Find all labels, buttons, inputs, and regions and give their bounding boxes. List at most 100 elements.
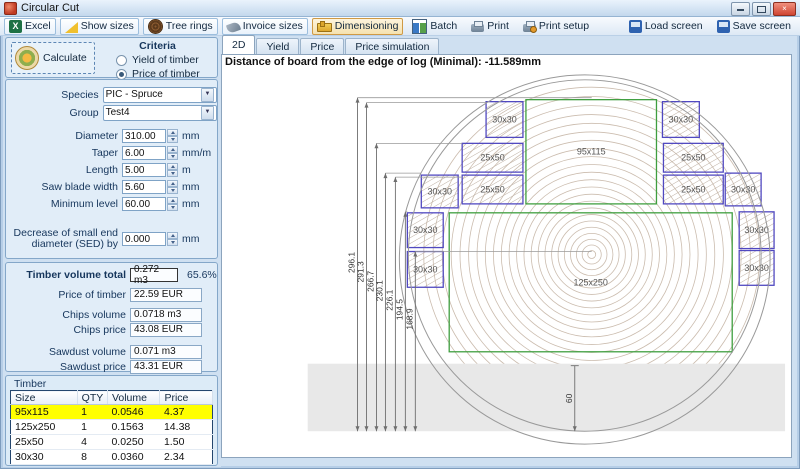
svg-text:25x50: 25x50 xyxy=(480,153,504,163)
settings-panel: Calculate Criteria Yield of timber Price… xyxy=(3,36,221,467)
price-of-timber-label: Price of timber xyxy=(6,289,130,301)
load-screen-button[interactable]: Load screen xyxy=(624,18,708,35)
saw-blade-width-unit: mm xyxy=(182,181,200,193)
calculate-button[interactable]: Calculate xyxy=(11,42,95,74)
criteria-group: Calculate Criteria Yield of timber Price… xyxy=(5,37,218,78)
saw-blade-width-input[interactable]: 5.60 xyxy=(122,180,166,194)
svg-text:95x115: 95x115 xyxy=(577,147,606,157)
sed-stepper[interactable] xyxy=(167,232,178,246)
minimum-level-unit: mm xyxy=(182,198,200,210)
calculate-label: Calculate xyxy=(43,52,87,64)
table-row[interactable]: 30x308 0.03602.34 xyxy=(11,450,213,465)
excel-button[interactable]: X Excel xyxy=(4,18,56,35)
chips-volume-label: Chips volume xyxy=(6,309,130,321)
minimize-button[interactable] xyxy=(731,2,750,16)
save-screen-icon xyxy=(717,20,730,33)
sed-input[interactable]: 0.000 xyxy=(122,232,166,246)
criteria-title: Criteria xyxy=(102,40,213,52)
col-price[interactable]: Price xyxy=(160,391,213,405)
group-select[interactable]: Test4 ▼ xyxy=(103,105,217,121)
minimum-level-input[interactable]: 60.00 xyxy=(122,197,166,211)
saw-blade-width-stepper[interactable] xyxy=(167,180,178,194)
taper-label: Taper xyxy=(6,147,122,159)
sawdust-price-label: Sawdust price xyxy=(6,361,130,373)
timber-volume-total-label: Timber volume total xyxy=(6,269,130,281)
table-row[interactable]: 125x2501 0.156314.38 xyxy=(11,420,213,435)
title-bar: Circular Cut × xyxy=(0,0,800,17)
svg-text:30x30: 30x30 xyxy=(428,186,452,196)
length-stepper[interactable] xyxy=(167,163,178,177)
radio-yield-of-timber[interactable]: Yield of timber xyxy=(116,54,213,66)
timber-table: Size QTY Volume Price 95x1151 0.05464.37… xyxy=(10,390,213,465)
main-area: 2D Yield Price Price simulation Distance… xyxy=(221,36,792,458)
table-row[interactable]: 25x504 0.02501.50 xyxy=(11,435,213,450)
species-select[interactable]: PIC - Spruce ▼ xyxy=(103,87,217,103)
length-unit: m xyxy=(182,164,191,176)
maximize-button[interactable] xyxy=(752,2,771,16)
print-setup-button[interactable]: Print setup xyxy=(518,18,594,35)
invoice-sizes-label: Invoice sizes xyxy=(243,20,303,32)
group-label: Group xyxy=(6,107,103,119)
timber-volume-total-value: 0.272 m3 xyxy=(130,268,178,282)
length-input[interactable]: 5.00 xyxy=(122,163,166,177)
excel-label: Excel xyxy=(25,20,51,32)
radio-icon xyxy=(116,55,127,66)
svg-text:25x50: 25x50 xyxy=(681,184,705,194)
tree-rings-button[interactable]: Tree rings xyxy=(143,18,218,35)
timber-caption: Timber xyxy=(14,378,46,390)
window-title: Circular Cut xyxy=(21,2,79,14)
radio-label: Yield of timber xyxy=(132,54,199,66)
chips-volume-value: 0.0718 m3 xyxy=(130,308,202,322)
toolbar: X Excel Show sizes Tree rings Invoice si… xyxy=(0,17,800,36)
dimensioning-button[interactable]: Dimensioning xyxy=(312,18,404,35)
dimensioning-icon xyxy=(317,23,332,32)
diameter-unit: mm xyxy=(182,130,200,142)
svg-text:125x250: 125x250 xyxy=(574,277,608,287)
invoice-sizes-button[interactable]: Invoice sizes xyxy=(222,18,308,35)
sed-unit: mm xyxy=(182,233,200,245)
sed-label: Decrease of small end diameter (SED) by xyxy=(6,228,122,250)
svg-text:30x30: 30x30 xyxy=(492,115,516,125)
chevron-down-icon: ▼ xyxy=(201,106,214,120)
load-screen-icon xyxy=(629,20,642,33)
minimum-level-stepper[interactable] xyxy=(167,197,178,211)
print-label: Print xyxy=(487,20,509,32)
diameter-stepper[interactable] xyxy=(167,129,178,143)
tab-price[interactable]: Price xyxy=(300,38,344,54)
batch-label: Batch xyxy=(430,20,457,32)
print-icon xyxy=(471,24,484,32)
tab-strip: 2D Yield Price Price simulation xyxy=(221,36,792,54)
close-button[interactable]: × xyxy=(773,2,796,16)
log-cut-diagram[interactable]: 30x30 95x115 30x30 25x50 25x50 30x30 25x50 25x5… xyxy=(222,55,791,457)
dimensioning-label: Dimensioning xyxy=(335,20,399,32)
save-screen-button[interactable]: Save screen xyxy=(712,18,796,35)
svg-text:30x30: 30x30 xyxy=(669,115,693,125)
svg-text:25x50: 25x50 xyxy=(681,153,705,163)
tab-price-simulation[interactable]: Price simulation xyxy=(345,38,439,54)
price-of-timber-value: 22.59 EUR xyxy=(130,288,202,302)
chips-price-label: Chips price xyxy=(6,324,130,336)
taper-input[interactable]: 6.00 xyxy=(122,146,166,160)
col-qty[interactable]: QTY xyxy=(77,391,107,405)
print-button[interactable]: Print xyxy=(466,18,514,35)
svg-text:30x30: 30x30 xyxy=(731,184,755,194)
chips-price-value: 43.08 EUR xyxy=(130,323,202,337)
col-size[interactable]: Size xyxy=(11,391,78,405)
svg-text:25x50: 25x50 xyxy=(480,184,504,194)
length-label: Length xyxy=(6,164,122,176)
table-row[interactable]: 95x1151 0.05464.37 xyxy=(11,405,213,420)
col-volume[interactable]: Volume xyxy=(107,391,160,405)
parameters-group: Species PIC - Spruce ▼ Group Test4 ▼ Dia… xyxy=(5,79,218,259)
timber-volume-percent: 65.6% xyxy=(187,269,217,281)
tab-2d[interactable]: 2D xyxy=(222,35,255,54)
tab-yield[interactable]: Yield xyxy=(256,38,299,54)
show-sizes-button[interactable]: Show sizes xyxy=(60,18,139,35)
distance-header: Distance of board from the edge of log (… xyxy=(225,56,541,68)
taper-stepper[interactable] xyxy=(167,146,178,160)
print-setup-label: Print setup xyxy=(539,20,589,32)
show-sizes-label: Show sizes xyxy=(81,20,134,32)
diameter-input[interactable]: 310.00 xyxy=(122,129,166,143)
batch-button[interactable]: Batch xyxy=(407,18,462,35)
results-group: Timber volume total 0.272 m3 65.6% Price… xyxy=(5,262,218,372)
saw-blade-width-label: Saw blade width xyxy=(6,181,122,193)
***
### GOAL
Can you quote everything from the line containing "svg-text:25x50: 25x50 xyxy=(480,153,504,163)" down to the line containing "taper-label: Taper xyxy=(6,147,122,159)", both included, word for word from the material?

### ANSWER TO THE PROBLEM
svg-text:25x50: 25x50 xyxy=(480,153,504,163)
settings-panel: Calculate Criteria Yield of timber Price… xyxy=(3,36,221,467)
price-of-timber-label: Price of timber xyxy=(6,289,130,301)
load-screen-button[interactable]: Load screen xyxy=(624,18,708,35)
saw-blade-width-unit: mm xyxy=(182,181,200,193)
calculate-button[interactable]: Calculate xyxy=(11,42,95,74)
criteria-group: Calculate Criteria Yield of timber Price… xyxy=(5,37,218,78)
saw-blade-width-input[interactable]: 5.60 xyxy=(122,180,166,194)
svg-text:95x115: 95x115 xyxy=(577,147,606,157)
sed-stepper[interactable] xyxy=(167,232,178,246)
minimum-level-unit: mm xyxy=(182,198,200,210)
calculate-label: Calculate xyxy=(43,52,87,64)
table-row[interactable]: 30x308 0.03602.34 xyxy=(11,450,213,465)
excel-button[interactable]: X Excel xyxy=(4,18,56,35)
chips-volume-label: Chips volume xyxy=(6,309,130,321)
minimize-button[interactable] xyxy=(731,2,750,16)
save-screen-icon xyxy=(717,20,730,33)
sed-input[interactable]: 0.000 xyxy=(122,232,166,246)
criteria-title: Criteria xyxy=(102,40,213,52)
col-price[interactable]: Price xyxy=(160,391,213,405)
group-select[interactable]: Test4 ▼ xyxy=(103,105,217,121)
minimum-level-input[interactable]: 60.00 xyxy=(122,197,166,211)
saw-blade-width-stepper[interactable] xyxy=(167,180,178,194)
taper-label: Taper xyxy=(6,147,122,159)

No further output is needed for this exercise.